** Exercise goal **
Copy out all the lines in the records that include the word "子育てしやすい街".

** Task input **
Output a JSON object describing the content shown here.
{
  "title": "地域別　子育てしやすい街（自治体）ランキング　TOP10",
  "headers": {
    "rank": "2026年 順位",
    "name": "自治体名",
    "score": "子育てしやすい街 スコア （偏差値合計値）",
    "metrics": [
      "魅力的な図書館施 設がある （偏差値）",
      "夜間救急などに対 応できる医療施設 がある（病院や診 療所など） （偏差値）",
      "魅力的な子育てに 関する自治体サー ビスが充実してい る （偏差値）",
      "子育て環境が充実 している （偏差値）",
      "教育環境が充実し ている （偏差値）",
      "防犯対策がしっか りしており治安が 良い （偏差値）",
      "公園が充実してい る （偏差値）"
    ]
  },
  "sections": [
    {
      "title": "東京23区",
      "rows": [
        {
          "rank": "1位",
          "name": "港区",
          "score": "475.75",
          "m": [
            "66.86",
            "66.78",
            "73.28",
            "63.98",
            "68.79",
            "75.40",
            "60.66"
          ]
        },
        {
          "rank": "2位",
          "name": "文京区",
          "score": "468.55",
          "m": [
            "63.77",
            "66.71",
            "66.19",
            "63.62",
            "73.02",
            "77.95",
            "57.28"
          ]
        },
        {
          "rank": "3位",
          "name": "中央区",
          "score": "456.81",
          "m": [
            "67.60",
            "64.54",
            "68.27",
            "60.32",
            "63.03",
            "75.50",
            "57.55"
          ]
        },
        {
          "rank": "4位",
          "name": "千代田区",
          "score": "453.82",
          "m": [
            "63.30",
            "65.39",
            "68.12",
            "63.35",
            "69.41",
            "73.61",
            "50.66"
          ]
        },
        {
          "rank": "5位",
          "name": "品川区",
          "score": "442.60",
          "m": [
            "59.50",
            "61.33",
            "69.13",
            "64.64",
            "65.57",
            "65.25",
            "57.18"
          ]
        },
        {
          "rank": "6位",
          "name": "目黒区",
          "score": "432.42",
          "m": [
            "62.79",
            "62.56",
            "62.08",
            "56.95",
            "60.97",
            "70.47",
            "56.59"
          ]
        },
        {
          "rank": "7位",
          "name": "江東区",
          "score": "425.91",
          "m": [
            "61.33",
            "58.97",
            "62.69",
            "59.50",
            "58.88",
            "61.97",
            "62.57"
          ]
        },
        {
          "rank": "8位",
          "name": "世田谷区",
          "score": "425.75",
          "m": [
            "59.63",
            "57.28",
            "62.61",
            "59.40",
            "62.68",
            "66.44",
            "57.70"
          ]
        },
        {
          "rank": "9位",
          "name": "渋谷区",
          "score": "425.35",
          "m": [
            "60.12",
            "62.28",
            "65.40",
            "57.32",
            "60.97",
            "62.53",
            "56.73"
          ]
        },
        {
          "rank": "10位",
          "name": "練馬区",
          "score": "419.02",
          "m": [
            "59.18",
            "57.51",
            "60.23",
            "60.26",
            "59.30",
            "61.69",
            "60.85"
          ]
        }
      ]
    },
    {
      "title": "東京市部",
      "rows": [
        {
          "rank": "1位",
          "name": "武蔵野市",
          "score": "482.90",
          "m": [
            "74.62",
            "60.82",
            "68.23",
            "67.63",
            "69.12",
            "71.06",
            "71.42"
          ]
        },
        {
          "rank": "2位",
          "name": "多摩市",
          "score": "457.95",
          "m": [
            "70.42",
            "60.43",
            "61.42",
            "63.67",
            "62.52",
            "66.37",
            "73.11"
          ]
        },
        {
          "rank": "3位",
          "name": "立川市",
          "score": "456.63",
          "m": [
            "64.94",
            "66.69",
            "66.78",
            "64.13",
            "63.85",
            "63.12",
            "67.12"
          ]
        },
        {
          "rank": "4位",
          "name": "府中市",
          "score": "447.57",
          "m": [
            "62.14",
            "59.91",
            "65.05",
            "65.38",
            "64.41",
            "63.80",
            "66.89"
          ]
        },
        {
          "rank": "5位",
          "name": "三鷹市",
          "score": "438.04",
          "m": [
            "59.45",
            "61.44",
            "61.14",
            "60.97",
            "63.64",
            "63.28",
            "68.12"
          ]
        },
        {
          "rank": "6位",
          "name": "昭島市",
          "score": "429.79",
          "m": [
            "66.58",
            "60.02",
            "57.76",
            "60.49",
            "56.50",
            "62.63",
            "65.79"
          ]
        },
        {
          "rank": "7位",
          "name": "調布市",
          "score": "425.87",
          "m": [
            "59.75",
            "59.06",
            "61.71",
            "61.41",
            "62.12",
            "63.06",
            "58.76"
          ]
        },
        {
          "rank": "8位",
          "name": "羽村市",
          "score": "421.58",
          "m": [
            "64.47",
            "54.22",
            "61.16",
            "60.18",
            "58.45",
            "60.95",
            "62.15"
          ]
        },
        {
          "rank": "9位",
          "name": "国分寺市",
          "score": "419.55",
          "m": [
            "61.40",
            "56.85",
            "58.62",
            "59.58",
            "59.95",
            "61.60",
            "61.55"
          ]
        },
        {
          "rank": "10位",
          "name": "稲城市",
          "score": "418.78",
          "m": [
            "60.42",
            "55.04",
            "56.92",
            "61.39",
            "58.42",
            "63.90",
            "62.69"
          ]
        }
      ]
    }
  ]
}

** Exercise result **
  "title": "地域別　子育てしやすい街（自治体）ランキング　TOP10",
    "score": "子育てしやすい街 スコア （偏差値合計値）",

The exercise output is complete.